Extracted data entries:
---*---

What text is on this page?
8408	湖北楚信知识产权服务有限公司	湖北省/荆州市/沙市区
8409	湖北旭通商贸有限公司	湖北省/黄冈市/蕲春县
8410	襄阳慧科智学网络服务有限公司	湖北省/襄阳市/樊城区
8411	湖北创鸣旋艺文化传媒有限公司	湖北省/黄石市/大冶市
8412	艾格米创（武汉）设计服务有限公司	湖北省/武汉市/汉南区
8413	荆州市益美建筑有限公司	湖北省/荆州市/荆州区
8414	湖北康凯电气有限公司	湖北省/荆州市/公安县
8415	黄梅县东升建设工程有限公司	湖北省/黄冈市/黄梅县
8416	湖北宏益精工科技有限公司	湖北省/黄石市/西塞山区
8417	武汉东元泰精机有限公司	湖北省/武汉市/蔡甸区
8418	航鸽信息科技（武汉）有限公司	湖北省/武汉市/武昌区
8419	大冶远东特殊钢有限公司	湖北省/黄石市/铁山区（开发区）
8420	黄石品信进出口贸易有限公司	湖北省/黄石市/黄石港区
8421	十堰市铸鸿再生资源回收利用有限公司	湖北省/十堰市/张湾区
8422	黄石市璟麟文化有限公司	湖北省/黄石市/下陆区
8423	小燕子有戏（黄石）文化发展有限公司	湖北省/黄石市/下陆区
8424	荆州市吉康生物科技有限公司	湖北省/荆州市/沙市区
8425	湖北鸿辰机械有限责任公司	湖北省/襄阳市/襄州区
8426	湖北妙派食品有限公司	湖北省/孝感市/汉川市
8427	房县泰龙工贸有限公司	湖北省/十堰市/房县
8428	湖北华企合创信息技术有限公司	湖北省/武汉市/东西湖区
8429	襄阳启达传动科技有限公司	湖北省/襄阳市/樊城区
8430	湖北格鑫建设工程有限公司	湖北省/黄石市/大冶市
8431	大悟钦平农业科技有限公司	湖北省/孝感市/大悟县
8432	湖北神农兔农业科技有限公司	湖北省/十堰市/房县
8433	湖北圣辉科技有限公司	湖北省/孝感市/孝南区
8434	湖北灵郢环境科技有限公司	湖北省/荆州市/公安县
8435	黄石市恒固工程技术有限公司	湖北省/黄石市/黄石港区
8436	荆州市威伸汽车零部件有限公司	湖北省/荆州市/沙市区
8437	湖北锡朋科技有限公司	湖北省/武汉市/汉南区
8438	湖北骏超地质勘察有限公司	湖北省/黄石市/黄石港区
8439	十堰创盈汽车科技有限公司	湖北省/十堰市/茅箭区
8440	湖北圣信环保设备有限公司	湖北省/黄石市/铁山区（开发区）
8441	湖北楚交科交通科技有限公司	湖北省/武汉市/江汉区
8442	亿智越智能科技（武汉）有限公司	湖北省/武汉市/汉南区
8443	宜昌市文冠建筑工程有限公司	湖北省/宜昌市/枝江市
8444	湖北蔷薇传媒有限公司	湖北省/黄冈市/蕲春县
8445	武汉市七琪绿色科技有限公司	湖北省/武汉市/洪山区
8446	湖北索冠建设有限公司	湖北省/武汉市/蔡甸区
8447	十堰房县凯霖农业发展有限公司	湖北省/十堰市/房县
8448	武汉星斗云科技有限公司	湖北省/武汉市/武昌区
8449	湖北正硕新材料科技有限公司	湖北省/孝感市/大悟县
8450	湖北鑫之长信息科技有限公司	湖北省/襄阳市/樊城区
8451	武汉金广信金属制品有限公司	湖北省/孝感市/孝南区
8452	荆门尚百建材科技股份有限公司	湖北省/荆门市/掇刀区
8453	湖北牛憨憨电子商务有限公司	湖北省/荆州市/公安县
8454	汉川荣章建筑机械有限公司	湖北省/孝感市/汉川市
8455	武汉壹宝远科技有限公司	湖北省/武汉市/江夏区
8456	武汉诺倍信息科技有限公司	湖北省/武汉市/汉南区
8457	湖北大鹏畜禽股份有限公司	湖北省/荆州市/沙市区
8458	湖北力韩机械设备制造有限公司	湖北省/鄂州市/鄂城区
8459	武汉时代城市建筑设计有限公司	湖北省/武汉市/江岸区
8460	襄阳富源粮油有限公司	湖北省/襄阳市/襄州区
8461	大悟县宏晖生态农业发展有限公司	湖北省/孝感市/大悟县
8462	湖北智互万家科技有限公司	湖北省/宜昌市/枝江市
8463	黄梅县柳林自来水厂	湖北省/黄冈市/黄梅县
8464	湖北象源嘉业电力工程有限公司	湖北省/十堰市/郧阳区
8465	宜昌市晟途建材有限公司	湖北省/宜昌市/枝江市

---*---

The lines above should be duplicated exactly.

## Full solution
What text is on this page?
8408	湖北楚信知识产权服务有限公司	湖北省/荆州市/沙市区
8409	湖北旭通商贸有限公司	湖北省/黄冈市/蕲春县
8410	襄阳慧科智学网络服务有限公司	湖北省/襄阳市/樊城区
8411	湖北创鸣旋艺文化传媒有限公司	湖北省/黄石市/大冶市
8412	艾格米创（武汉）设计服务有限公司	湖北省/武汉市/汉南区
8413	荆州市益美建筑有限公司	湖北省/荆州市/荆州区
8414	湖北康凯电气有限公司	湖北省/荆州市/公安县
8415	黄梅县东升建设工程有限公司	湖北省/黄冈市/黄梅县
8416	湖北宏益精工科技有限公司	湖北省/黄石市/西塞山区
8417	武汉东元泰精机有限公司	湖北省/武汉市/蔡甸区
8418	航鸽信息科技（武汉）有限公司	湖北省/武汉市/武昌区
8419	大冶远东特殊钢有限公司	湖北省/黄石市/铁山区（开发区）
8420	黄石品信进出口贸易有限公司	湖北省/黄石市/黄石港区
8421	十堰市铸鸿再生资源回收利用有限公司	湖北省/十堰市/张湾区
8422	黄石市璟麟文化有限公司	湖北省/黄石市/下陆区
8423	小燕子有戏（黄石）文化发展有限公司	湖北省/黄石市/下陆区
8424	荆州市吉康生物科技有限公司	湖北省/荆州市/沙市区
8425	湖北鸿辰机械有限责任公司	湖北省/襄阳市/襄州区
8426	湖北妙派食品有限公司	湖北省/孝感市/汉川市
8427	房县泰龙工贸有限公司	湖北省/十堰市/房县
8428	湖北华企合创信息技术有限公司	湖北省/武汉市/东西湖区
8429	襄阳启达传动科技有限公司	湖北省/襄阳市/樊城区
8430	湖北格鑫建设工程有限公司	湖北省/黄石市/大冶市
8431	大悟钦平农业科技有限公司	湖北省/孝感市/大悟县
8432	湖北神农兔农业科技有限公司	湖北省/十堰市/房县
8433	湖北圣辉科技有限公司	湖北省/孝感市/孝南区
8434	湖北灵郢环境科技有限公司	湖北省/荆州市/公安县
8435	黄石市恒固工程技术有限公司	湖北省/黄石市/黄石港区
8436	荆州市威伸汽车零部件有限公司	湖北省/荆州市/沙市区
8437	湖北锡朋科技有限公司	湖北省/武汉市/汉南区
8438	湖北骏超地质勘察有限公司	湖北省/黄石市/黄石港区
8439	十堰创盈汽车科技有限公司	湖北省/十堰市/茅箭区
8440	湖北圣信环保设备有限公司	湖北省/黄石市/铁山区（开发区）
8441	湖北楚交科交通科技有限公司	湖北省/武汉市/江汉区
8442	亿智越智能科技（武汉）有限公司	湖北省/武汉市/汉南区
8443	宜昌市文冠建筑工程有限公司	湖北省/宜昌市/枝江市
8444	湖北蔷薇传媒有限公司	湖北省/黄冈市/蕲春县
8445	武汉市七琪绿色科技有限公司	湖北省/武汉市/洪山区
8446	湖北索冠建设有限公司	湖北省/武汉市/蔡甸区
8447	十堰房县凯霖农业发展有限公司	湖北省/十堰市/房县
8448	武汉星斗云科技有限公司	湖北省/武汉市/武昌区
8449	湖北正硕新材料科技有限公司	湖北省/孝感市/大悟县
8450	湖北鑫之长信息科技有限公司	湖北省/襄阳市/樊城区
8451	武汉金广信金属制品有限公司	湖北省/孝感市/孝南区
8452	荆门尚百建材科技股份有限公司	湖北省/荆门市/掇刀区
8453	湖北牛憨憨电子商务有限公司	湖北省/荆州市/公安县
8454	汉川荣章建筑机械有限公司	湖北省/孝感市/汉川市
8455	武汉壹宝远科技有限公司	湖北省/武汉市/江夏区
8456	武汉诺倍信息科技有限公司	湖北省/武汉市/汉南区
8457	湖北大鹏畜禽股份有限公司	湖北省/荆州市/沙市区
8458	湖北力韩机械设备制造有限公司	湖北省/鄂州市/鄂城区
8459	武汉时代城市建筑设计有限公司	湖北省/武汉市/江岸区
8460	襄阳富源粮油有限公司	湖北省/襄阳市/襄州区
8461	大悟县宏晖生态农业发展有限公司	湖北省/孝感市/大悟县
8462	湖北智互万家科技有限公司	湖北省/宜昌市/枝江市
8463	黄梅县柳林自来水厂	湖北省/黄冈市/黄梅县
8464	湖北象源嘉业电力工程有限公司	湖北省/十堰市/郧阳区
8465	宜昌市晟途建材有限公司	湖北省/宜昌市/枝江市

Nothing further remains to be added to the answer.